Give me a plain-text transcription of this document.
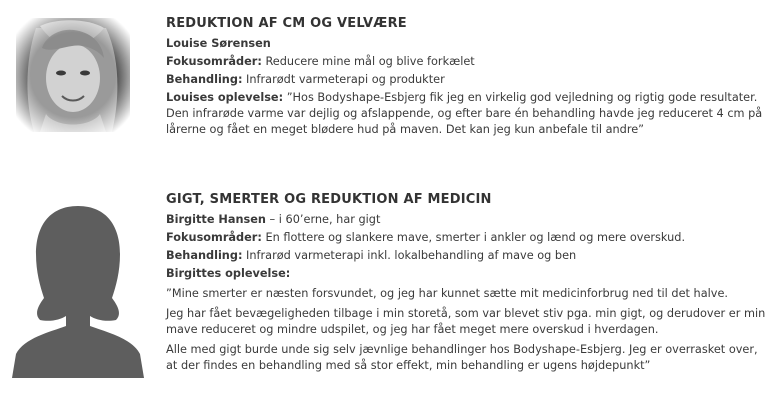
REDUKTION AF CM OG VELVÆRE
Louise Sørensen
Fokusområder: Reducere mine mål og blive forkælet
Behandling: Infrarødt varmeterapi og produkter
Louises oplevelse: ”Hos Bodyshape-Esbjerg fik jeg en virkelig god vejledning og rigtig gode resultater.
Den infrarøde varme var dejlig og afslappende, og efter bare én behandling havde jeg reduceret 4 cm på
lårerne og fået en meget blødere hud på maven. Det kan jeg kun anbefale til andre”
GIGT, SMERTER OG REDUKTION AF MEDICIN
Birgitte Hansen – i 60’erne, har gigt
Fokusområder: En flottere og slankere mave, smerter i ankler og lænd og mere overskud.
Behandling: Infrarød varmeterapi inkl. lokalbehandling af mave og ben
Birgittes oplevelse:
”Mine smerter er næsten forsvundet, og jeg har kunnet sætte mit medicinforbrug ned til det halve.
Jeg har fået bevægeligheden tilbage i min storetå, som var blevet stiv pga. min gigt, og derudover er min
mave reduceret og mindre udspilet, og jeg har fået meget mere overskud i hverdagen.
Alle med gigt burde unde sig selv jævnlige behandlinger hos Bodyshape-Esbjerg. Jeg er overrasket over,
at der findes en behandling med så stor effekt, min behandling er ugens højdepunkt”
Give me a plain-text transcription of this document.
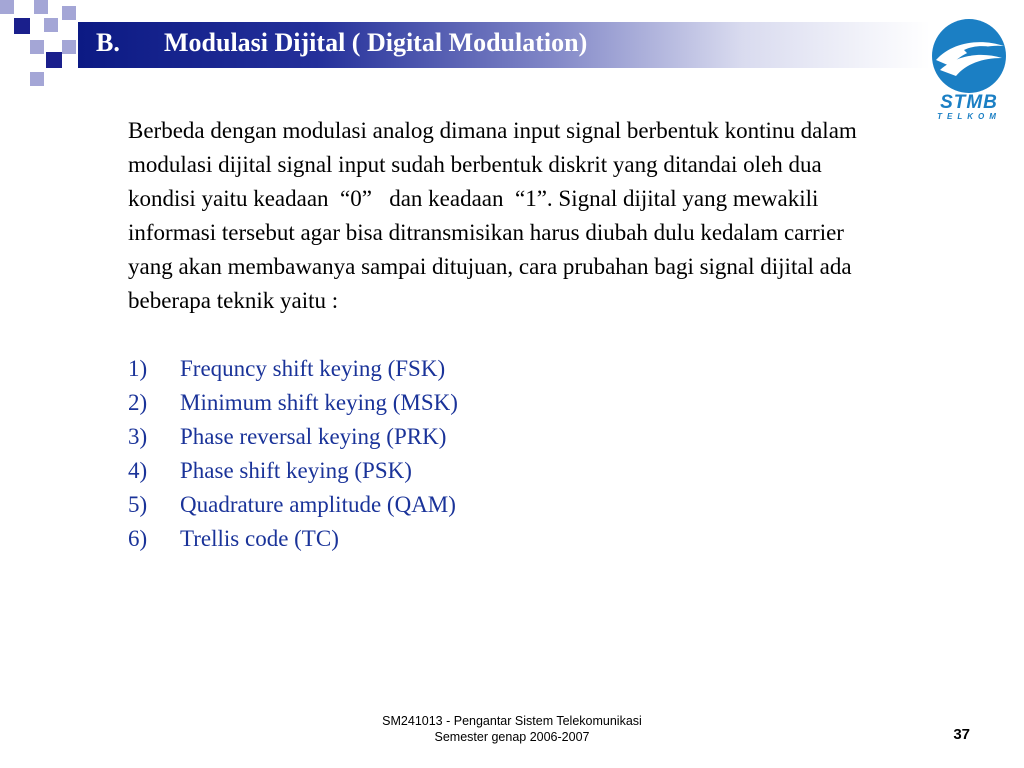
B. Modulasi Dijital ( Digital Modulation)
STMB
TELKOM

Berbeda dengan modulasi analog dimana input signal berbentuk kontinu dalam modulasi dijital signal input sudah berbentuk diskrit yang ditandai oleh dua kondisi yaitu keadaan  “0”   dan keadaan  “1”. Signal dijital yang mewakili informasi tersebut agar bisa ditransmisikan harus diubah dulu kedalam carrier yang akan membawanya sampai ditujuan, cara prubahan bagi signal dijital ada beberapa teknik yaitu :

1)	Frequncy shift keying (FSK)
2)	Minimum shift keying (MSK)
3)	Phase reversal keying (PRK)
4)	Phase shift keying (PSK)
5)	Quadrature amplitude (QAM)
6)	Trellis code (TC)
SM241013 - Pengantar Sistem Telekomunikasi
Semester genap 2006-2007	37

• • • • • • •

**Task directions**
Give only the number of lines above that hold the string "meget".

**Solution for this task**
2